EXTRACTED TEXT below:
Preparing the electrode for patching¶

• First you want to pull your pipette.

• Then fill it with your internal. The best way to fill a pipette is to use a microfil and make sure to use a 22 uM filter between the syringe and microfil/needle. The filter prevents large chunks of salts or other stuff from getting into your pipette which will clog your pipette.

• Next you want to carefully flick the pipette to get the bubbles to rise from the sharp tip. Bubbles in the tip will ruin a recording and can prevent you from getting a good seal on a cell.

• Attach your glass pipette to the electrode holder

• Put some positive pressure into the pipette. I generally recommend doing this before you move the pipette into the recording well. Once you place your pipette into the liquid any debris will be attracted stick to the pipette and ruin your pipette. The positive pressure ensures that all that debris is blown away. If you are using a manometer to track the presssure of your pipette I recommend no more than 30 mBar.

• Lower your pipette into the bath.

• Make sure you are in voltage clamp mode. Also make sure you are not clamping the voltage.

• Turn on your test pulse. The test pulse will tell you the resistance of the pipette. It can be a positive or negative pulse, 5-10 mV about 10-20 ms long.
End of EXTRACTED TEXT.
STORED DATA below:
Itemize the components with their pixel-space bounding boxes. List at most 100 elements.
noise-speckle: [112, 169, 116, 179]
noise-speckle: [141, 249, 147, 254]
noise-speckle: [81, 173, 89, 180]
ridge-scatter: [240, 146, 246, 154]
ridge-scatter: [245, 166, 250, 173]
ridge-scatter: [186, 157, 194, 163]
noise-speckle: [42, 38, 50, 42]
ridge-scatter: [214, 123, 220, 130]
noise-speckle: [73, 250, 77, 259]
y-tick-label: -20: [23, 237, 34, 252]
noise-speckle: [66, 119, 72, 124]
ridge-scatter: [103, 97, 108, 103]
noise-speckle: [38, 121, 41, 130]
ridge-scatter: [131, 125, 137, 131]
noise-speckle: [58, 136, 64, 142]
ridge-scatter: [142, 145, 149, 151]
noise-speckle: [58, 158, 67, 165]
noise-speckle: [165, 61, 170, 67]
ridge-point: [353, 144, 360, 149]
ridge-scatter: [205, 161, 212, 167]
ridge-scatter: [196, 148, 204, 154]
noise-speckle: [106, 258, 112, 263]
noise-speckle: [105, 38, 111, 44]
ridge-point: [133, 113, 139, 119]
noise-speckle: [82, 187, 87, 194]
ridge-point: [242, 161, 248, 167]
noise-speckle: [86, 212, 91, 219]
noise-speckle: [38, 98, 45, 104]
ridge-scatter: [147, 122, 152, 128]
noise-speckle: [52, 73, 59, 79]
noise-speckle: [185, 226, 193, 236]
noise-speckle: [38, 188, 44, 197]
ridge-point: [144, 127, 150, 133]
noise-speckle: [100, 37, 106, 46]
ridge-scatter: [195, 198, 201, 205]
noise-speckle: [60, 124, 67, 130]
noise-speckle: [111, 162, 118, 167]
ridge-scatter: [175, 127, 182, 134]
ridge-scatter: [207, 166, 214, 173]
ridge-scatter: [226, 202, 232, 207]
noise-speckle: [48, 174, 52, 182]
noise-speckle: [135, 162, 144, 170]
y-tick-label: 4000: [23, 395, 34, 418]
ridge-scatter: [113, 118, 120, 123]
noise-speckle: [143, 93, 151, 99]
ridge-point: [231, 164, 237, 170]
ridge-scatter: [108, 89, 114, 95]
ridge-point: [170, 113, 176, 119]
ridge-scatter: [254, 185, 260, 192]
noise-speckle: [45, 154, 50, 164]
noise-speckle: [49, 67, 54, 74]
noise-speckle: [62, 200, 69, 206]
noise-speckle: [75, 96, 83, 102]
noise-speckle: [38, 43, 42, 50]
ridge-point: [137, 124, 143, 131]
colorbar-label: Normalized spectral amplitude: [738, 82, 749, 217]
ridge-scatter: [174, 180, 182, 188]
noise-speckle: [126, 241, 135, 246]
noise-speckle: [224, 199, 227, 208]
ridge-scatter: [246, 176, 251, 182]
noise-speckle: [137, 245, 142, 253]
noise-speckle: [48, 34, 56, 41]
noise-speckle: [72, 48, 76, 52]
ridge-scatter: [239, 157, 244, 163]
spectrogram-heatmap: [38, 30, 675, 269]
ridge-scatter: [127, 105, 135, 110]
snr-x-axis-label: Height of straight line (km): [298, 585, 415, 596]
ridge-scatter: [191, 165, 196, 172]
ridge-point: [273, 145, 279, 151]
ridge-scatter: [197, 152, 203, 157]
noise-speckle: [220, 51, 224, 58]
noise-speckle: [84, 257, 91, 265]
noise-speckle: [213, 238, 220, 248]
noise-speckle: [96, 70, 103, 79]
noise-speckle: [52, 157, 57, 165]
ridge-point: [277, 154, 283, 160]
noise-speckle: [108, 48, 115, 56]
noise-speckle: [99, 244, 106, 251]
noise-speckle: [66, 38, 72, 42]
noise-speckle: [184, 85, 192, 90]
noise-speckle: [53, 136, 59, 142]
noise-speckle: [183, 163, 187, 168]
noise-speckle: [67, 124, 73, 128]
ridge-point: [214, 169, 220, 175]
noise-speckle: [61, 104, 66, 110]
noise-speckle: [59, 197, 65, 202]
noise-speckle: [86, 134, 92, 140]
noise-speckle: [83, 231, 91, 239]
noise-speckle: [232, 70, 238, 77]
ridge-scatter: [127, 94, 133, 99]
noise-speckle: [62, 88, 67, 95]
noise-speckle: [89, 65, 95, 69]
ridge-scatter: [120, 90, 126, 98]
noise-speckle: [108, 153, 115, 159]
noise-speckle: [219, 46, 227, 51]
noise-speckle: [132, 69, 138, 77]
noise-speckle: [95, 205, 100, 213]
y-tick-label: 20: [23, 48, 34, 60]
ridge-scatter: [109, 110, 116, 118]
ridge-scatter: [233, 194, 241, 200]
End of STORED DATA.
EXERCISES:
**1)** Rewrite the part of the pipette-preparation text between "Preparing the electrode" and "clog your pipette.", inclusive, replacing "internal" with "internal solution".
**2)** Do these statements agree with the pipette-preparation text? Answer yes or no for each, quoting the deciding words. (a) A 22 uM filter goes between the syringe and the microfil/needle. (b) Positive pressure should first be applied after the pipette is in the recording well. (c) The test pulse has to be negative.

PER-TASK ANSWERS:
**1)**
Preparing the electrode for patching¶

• First you want to pull your pipette.

• Then fill it with your internal solution. The best way to fill a pipette is to use a microfil and make sure to use a 22 uM filter between the syringe and microfil/needle. The filter prevents large chunks of salts or other stuff from getting into your pipette which will clog your pipette.

**2)**
(a) Yes: "make sure to use a 22 uM filter between the syringe and microfil/needle"
(b) No: "I generally recommend doing this before you move the pipette into the recording well"
(c) No: "It can be a positive or negative pulse"